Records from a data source
_ _ _ _ _
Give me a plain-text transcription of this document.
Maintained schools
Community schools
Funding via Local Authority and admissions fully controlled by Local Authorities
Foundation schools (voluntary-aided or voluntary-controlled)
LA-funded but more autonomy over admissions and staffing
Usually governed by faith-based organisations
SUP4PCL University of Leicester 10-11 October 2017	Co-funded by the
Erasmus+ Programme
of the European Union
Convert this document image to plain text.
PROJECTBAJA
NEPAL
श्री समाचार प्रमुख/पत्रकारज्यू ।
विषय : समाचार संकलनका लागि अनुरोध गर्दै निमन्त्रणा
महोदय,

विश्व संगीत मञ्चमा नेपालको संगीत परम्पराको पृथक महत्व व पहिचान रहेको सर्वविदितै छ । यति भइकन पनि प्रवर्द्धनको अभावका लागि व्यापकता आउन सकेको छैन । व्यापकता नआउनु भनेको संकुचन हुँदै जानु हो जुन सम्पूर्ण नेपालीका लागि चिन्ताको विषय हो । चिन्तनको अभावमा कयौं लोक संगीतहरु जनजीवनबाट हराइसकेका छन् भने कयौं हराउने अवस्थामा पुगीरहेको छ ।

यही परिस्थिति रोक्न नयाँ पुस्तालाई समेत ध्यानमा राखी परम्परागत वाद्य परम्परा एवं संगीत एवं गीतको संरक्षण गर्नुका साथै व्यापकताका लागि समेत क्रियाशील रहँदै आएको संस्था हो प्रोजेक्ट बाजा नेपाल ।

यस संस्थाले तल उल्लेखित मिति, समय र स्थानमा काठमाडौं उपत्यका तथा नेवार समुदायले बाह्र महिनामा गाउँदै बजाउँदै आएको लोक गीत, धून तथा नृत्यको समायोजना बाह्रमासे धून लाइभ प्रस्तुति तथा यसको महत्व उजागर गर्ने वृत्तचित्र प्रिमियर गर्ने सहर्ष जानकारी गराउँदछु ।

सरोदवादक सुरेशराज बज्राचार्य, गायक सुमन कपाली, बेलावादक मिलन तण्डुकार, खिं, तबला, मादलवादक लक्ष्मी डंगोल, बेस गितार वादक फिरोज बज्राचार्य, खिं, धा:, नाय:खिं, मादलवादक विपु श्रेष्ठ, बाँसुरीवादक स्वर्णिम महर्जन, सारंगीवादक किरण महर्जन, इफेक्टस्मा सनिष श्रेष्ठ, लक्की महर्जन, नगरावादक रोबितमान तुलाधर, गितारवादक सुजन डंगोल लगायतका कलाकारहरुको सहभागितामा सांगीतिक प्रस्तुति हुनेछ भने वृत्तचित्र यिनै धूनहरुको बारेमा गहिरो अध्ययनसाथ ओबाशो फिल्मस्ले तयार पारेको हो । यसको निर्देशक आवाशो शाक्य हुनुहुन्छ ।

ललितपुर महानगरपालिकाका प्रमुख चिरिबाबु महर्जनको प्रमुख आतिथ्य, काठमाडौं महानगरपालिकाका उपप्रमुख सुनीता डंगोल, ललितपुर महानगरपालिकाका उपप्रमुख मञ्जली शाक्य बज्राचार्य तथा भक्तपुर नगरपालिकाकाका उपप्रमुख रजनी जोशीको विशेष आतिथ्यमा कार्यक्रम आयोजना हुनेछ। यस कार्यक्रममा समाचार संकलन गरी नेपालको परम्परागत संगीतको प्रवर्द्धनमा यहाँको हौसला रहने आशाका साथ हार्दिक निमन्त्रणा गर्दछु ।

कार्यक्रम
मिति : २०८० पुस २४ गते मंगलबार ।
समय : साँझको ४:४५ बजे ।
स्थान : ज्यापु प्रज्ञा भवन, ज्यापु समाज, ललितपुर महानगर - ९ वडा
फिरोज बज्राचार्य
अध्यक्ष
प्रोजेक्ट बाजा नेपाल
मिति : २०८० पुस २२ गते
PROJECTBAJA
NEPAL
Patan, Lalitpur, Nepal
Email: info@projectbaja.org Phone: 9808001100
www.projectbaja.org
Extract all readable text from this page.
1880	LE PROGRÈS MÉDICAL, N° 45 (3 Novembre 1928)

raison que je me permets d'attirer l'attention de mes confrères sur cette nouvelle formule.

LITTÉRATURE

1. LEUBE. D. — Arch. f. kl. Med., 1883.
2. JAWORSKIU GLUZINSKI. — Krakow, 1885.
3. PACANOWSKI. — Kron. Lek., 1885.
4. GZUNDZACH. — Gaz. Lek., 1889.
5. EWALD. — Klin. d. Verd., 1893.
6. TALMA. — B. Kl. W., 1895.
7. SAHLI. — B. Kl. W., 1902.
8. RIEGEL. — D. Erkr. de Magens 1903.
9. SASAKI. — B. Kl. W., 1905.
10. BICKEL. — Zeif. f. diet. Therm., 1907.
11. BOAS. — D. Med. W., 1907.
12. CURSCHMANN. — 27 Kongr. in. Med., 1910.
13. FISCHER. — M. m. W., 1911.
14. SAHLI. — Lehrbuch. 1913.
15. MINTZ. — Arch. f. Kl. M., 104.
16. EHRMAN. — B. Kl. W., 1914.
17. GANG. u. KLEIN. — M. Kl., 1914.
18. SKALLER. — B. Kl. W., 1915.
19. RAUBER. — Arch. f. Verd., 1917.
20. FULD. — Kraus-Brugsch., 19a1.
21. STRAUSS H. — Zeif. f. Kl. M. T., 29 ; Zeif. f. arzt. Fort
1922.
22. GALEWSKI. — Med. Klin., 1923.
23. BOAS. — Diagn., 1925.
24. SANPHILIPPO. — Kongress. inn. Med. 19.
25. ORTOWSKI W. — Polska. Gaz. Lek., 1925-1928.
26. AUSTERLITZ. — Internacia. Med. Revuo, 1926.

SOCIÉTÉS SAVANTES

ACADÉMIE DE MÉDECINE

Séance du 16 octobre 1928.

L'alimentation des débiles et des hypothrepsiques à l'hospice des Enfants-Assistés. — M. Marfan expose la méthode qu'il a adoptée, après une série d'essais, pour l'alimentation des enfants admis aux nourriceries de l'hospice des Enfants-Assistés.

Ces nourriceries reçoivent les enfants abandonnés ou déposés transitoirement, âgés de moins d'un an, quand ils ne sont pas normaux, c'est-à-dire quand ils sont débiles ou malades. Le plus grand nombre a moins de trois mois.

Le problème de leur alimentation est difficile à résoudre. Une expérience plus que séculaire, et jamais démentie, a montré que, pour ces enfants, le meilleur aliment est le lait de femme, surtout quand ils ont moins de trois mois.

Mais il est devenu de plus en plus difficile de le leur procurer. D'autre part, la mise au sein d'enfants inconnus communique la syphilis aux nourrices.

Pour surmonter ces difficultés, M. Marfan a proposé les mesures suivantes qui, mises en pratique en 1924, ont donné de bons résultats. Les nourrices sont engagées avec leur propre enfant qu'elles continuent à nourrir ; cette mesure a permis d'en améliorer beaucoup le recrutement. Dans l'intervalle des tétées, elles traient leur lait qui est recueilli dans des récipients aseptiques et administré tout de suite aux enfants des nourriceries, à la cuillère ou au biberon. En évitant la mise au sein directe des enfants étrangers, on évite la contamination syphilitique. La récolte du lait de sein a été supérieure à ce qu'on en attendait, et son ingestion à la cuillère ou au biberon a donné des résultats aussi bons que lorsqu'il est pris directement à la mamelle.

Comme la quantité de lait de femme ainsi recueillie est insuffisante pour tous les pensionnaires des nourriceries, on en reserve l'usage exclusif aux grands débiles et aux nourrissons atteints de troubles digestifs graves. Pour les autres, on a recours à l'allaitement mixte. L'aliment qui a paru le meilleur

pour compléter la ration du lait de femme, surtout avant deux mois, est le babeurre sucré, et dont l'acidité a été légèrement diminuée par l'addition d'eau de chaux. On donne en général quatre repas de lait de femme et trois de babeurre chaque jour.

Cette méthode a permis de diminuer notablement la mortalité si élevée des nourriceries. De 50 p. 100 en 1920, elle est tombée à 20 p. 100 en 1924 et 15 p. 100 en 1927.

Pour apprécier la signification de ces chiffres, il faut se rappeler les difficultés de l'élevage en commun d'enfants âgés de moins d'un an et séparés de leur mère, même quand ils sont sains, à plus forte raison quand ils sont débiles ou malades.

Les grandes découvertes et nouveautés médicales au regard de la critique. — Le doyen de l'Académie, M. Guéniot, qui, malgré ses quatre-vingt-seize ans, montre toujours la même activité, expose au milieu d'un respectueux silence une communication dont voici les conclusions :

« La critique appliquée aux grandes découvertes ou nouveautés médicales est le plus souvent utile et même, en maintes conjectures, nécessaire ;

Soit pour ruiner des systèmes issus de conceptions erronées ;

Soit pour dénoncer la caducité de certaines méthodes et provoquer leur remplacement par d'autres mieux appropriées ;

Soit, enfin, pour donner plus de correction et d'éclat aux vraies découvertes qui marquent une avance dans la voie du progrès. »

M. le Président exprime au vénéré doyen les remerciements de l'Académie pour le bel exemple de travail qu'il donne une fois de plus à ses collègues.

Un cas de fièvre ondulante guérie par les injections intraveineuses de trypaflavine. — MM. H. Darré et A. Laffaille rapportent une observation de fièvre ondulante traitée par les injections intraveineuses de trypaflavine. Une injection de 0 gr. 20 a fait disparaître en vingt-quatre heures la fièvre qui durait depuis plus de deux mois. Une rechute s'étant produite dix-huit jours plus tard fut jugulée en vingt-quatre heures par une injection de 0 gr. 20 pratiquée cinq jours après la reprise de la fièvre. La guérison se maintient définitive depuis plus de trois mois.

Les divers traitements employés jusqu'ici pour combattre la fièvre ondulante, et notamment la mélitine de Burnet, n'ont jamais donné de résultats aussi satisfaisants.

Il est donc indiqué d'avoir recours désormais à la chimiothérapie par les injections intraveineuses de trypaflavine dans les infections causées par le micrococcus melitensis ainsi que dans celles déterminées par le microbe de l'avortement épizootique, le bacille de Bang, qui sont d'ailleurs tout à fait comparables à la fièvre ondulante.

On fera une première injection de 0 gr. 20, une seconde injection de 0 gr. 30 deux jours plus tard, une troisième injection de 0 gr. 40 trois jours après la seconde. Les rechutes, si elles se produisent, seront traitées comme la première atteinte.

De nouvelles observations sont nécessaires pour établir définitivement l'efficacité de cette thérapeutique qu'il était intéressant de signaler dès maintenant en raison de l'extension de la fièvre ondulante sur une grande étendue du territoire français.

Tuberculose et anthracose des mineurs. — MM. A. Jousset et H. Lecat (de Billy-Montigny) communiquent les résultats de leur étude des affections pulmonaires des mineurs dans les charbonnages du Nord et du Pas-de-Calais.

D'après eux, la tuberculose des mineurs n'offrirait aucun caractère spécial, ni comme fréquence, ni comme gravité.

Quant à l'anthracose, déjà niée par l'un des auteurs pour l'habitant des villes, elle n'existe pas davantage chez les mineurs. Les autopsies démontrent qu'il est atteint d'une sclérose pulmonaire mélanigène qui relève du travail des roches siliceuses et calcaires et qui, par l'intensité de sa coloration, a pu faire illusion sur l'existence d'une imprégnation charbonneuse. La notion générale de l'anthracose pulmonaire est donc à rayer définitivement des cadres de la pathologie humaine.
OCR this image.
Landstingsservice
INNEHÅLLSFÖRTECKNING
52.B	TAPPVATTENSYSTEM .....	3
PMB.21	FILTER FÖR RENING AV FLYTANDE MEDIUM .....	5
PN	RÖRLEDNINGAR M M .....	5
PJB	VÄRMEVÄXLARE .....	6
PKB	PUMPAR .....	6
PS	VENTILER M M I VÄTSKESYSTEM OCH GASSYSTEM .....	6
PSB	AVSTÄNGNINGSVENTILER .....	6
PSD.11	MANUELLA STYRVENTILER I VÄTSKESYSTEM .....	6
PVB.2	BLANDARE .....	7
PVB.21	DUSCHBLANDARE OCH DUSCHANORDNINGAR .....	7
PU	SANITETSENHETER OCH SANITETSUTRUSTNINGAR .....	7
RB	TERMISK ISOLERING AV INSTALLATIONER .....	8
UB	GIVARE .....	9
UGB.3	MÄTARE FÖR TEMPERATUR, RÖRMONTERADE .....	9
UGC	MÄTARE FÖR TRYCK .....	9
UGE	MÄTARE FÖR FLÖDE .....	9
_ _ _ _ _
Take every line from the records above that has the word "doyen" and copy it.

Les grandes découvertes et nouveautés médicales au regard de la critique. — Le doyen de l'Académie, M. Guéniot, qui, malgré ses quatre-vingt-seize ans, montre toujours la même activité, expose au milieu d'un respectueux silence une communication dont voici les conclusions :
M. le Président exprime au vénéré doyen les remerciements de l'Académie pour le bel exemple de travail qu'il donne une fois de plus à ses collègues.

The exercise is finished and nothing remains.